▶ [Given instruction]:
Give all of the lines again, with nothing added or dropped.

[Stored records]
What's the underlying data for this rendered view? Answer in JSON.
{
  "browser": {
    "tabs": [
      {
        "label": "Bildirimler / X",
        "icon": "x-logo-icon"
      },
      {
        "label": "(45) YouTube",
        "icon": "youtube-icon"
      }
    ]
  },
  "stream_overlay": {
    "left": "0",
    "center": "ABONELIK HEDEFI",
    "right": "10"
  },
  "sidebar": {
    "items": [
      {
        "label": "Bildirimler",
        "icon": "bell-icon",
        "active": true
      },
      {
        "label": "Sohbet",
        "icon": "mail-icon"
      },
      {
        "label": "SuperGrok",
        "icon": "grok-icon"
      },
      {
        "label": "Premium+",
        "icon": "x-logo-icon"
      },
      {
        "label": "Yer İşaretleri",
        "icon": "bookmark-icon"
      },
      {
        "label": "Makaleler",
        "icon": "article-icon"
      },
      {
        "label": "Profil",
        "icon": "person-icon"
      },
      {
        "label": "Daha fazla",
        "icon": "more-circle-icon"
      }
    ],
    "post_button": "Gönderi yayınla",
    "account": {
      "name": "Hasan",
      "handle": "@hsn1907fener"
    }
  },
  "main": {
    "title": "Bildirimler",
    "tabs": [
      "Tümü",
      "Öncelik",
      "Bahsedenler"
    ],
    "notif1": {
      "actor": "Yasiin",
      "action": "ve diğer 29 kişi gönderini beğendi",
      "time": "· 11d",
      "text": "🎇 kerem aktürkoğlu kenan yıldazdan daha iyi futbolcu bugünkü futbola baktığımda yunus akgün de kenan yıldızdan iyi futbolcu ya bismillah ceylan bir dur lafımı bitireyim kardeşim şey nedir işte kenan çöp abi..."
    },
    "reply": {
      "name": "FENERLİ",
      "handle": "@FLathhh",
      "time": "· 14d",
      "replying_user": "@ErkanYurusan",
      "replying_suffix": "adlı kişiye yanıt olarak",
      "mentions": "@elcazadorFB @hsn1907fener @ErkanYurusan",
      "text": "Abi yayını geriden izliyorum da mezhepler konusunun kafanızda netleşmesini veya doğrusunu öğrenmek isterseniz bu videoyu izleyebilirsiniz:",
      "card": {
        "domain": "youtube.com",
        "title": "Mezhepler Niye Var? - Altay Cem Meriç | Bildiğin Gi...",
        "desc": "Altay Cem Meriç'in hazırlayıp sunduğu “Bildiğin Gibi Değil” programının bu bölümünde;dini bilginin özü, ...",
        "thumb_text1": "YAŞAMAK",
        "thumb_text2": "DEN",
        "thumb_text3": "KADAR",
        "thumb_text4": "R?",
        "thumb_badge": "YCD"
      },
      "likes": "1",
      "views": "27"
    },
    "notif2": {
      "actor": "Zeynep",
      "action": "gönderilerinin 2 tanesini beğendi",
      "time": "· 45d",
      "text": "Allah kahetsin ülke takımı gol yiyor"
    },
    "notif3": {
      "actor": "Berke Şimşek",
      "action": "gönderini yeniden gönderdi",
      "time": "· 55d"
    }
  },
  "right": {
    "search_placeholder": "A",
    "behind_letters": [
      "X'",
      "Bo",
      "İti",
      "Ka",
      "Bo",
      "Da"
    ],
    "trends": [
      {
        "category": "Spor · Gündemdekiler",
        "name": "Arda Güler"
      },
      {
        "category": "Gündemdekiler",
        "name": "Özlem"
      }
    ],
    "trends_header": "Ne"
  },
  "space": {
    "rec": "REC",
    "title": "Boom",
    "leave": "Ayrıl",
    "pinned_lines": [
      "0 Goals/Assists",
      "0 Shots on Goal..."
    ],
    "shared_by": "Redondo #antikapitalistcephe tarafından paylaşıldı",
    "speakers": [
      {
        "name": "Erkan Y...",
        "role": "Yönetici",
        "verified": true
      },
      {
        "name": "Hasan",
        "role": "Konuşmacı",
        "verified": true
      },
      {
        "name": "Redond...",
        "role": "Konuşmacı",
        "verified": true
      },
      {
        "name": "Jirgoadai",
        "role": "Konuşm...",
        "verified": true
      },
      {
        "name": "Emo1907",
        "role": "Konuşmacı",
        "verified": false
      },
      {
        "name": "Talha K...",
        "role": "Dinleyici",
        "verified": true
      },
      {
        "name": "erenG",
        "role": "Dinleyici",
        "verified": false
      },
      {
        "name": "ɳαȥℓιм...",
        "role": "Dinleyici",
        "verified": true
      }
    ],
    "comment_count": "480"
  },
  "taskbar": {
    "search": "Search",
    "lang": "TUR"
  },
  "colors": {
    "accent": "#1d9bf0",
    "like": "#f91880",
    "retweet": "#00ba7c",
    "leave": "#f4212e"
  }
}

▶ [Answer to this problem]:
What's the underlying data for this rendered view? Answer in JSON.
{
  "browser": {
    "tabs": [
      {
        "label": "Bildirimler / X",
        "icon": "x-logo-icon"
      },
      {
        "label": "(45) YouTube",
        "icon": "youtube-icon"
      }
    ]
  },
  "stream_overlay": {
    "left": "0",
    "center": "ABONELIK HEDEFI",
    "right": "10"
  },
  "sidebar": {
    "items": [
      {
        "label": "Bildirimler",
        "icon": "bell-icon",
        "active": true
      },
      {
        "label": "Sohbet",
        "icon": "mail-icon"
      },
      {
        "label": "SuperGrok",
        "icon": "grok-icon"
      },
      {
        "label": "Premium+",
        "icon": "x-logo-icon"
      },
      {
        "label": "Yer İşaretleri",
        "icon": "bookmark-icon"
      },
      {
        "label": "Makaleler",
        "icon": "article-icon"
      },
      {
        "label": "Profil",
        "icon": "person-icon"
      },
      {
        "label": "Daha fazla",
        "icon": "more-circle-icon"
      }
    ],
    "post_button": "Gönderi yayınla",
    "account": {
      "name": "Hasan",
      "handle": "@hsn1907fener"
    }
  },
  "main": {
    "title": "Bildirimler",
    "tabs": [
      "Tümü",
      "Öncelik",
      "Bahsedenler"
    ],
    "notif1": {
      "actor": "Yasiin",
      "action": "ve diğer 29 kişi gönderini beğendi",
      "time": "· 11d",
      "text": "🎇 kerem aktürkoğlu kenan yıldazdan daha iyi futbolcu bugünkü futbola baktığımda yunus akgün de kenan yıldızdan iyi futbolcu ya bismillah ceylan bir dur lafımı bitireyim kardeşim şey nedir işte kenan çöp abi..."
    },
    "reply": {
      "name": "FENERLİ",
      "handle": "@FLathhh",
      "time": "· 14d",
      "replying_user": "@ErkanYurusan",
      "replying_suffix": "adlı kişiye yanıt olarak",
      "mentions": "@elcazadorFB @hsn1907fener @ErkanYurusan",
      "text": "Abi yayını geriden izliyorum da mezhepler konusunun kafanızda netleşmesini veya doğrusunu öğrenmek isterseniz bu videoyu izleyebilirsiniz:",
      "card": {
        "domain": "youtube.com",
        "title": "Mezhepler Niye Var? - Altay Cem Meriç | Bildiğin Gi...",
        "desc": "Altay Cem Meriç'in hazırlayıp sunduğu “Bildiğin Gibi Değil” programının bu bölümünde;dini bilginin özü, ...",
        "thumb_text1": "YAŞAMAK",
        "thumb_text2": "DEN",
        "thumb_text3": "KADAR",
        "thumb_text4": "R?",
        "thumb_badge": "YCD"
      },
      "likes": "1",
      "views": "27"
    },
    "notif2": {
      "actor": "Zeynep",
      "action": "gönderilerinin 2 tanesini beğendi",
      "time": "· 45d",
      "text": "Allah kahetsin ülke takımı gol yiyor"
    },
    "notif3": {
      "actor": "Berke Şimşek",
      "action": "gönderini yeniden gönderdi",
      "time": "· 55d"
    }
  },
  "right": {
    "search_placeholder": "A",
    "behind_letters": [
      "X'",
      "Bo",
      "İti",
      "Ka",
      "Bo",
      "Da"
    ],
    "trends": [
      {
        "category": "Spor · Gündemdekiler",
        "name": "Arda Güler"
      },
      {
        "category": "Gündemdekiler",
        "name": "Özlem"
      }
    ],
    "trends_header": "Ne"
  },
  "space": {
    "rec": "REC",
    "title": "Boom",
    "leave": "Ayrıl",
    "pinned_lines": [
      "0 Goals/Assists",
      "0 Shots on Goal..."
    ],
    "shared_by": "Redondo #antikapitalistcephe tarafından paylaşıldı",
    "speakers": [
      {
        "name": "Erkan Y...",
        "role": "Yönetici",
        "verified": true
      },
      {
        "name": "Hasan",
        "role": "Konuşmacı",
        "verified": true
      },
      {
        "name": "Redond...",
        "role": "Konuşmacı",
        "verified": true
      },
      {
        "name": "Jirgoadai",
        "role": "Konuşm...",
        "verified": true
      },
      {
        "name": "Emo1907",
        "role": "Konuşmacı",
        "verified": false
      },
      {
        "name": "Talha K...",
        "role": "Dinleyici",
        "verified": true
      },
      {
        "name": "erenG",
        "role": "Dinleyici",
        "verified": false
      },
      {
        "name": "ɳαȥℓιм...",
        "role": "Dinleyici",
        "verified": true
      }
    ],
    "comment_count": "480"
  },
  "taskbar": {
    "search": "Search",
    "lang": "TUR"
  },
  "colors": {
    "accent": "#1d9bf0",
    "like": "#f91880",
    "retweet": "#00ba7c",
    "leave": "#f4212e"
  }
}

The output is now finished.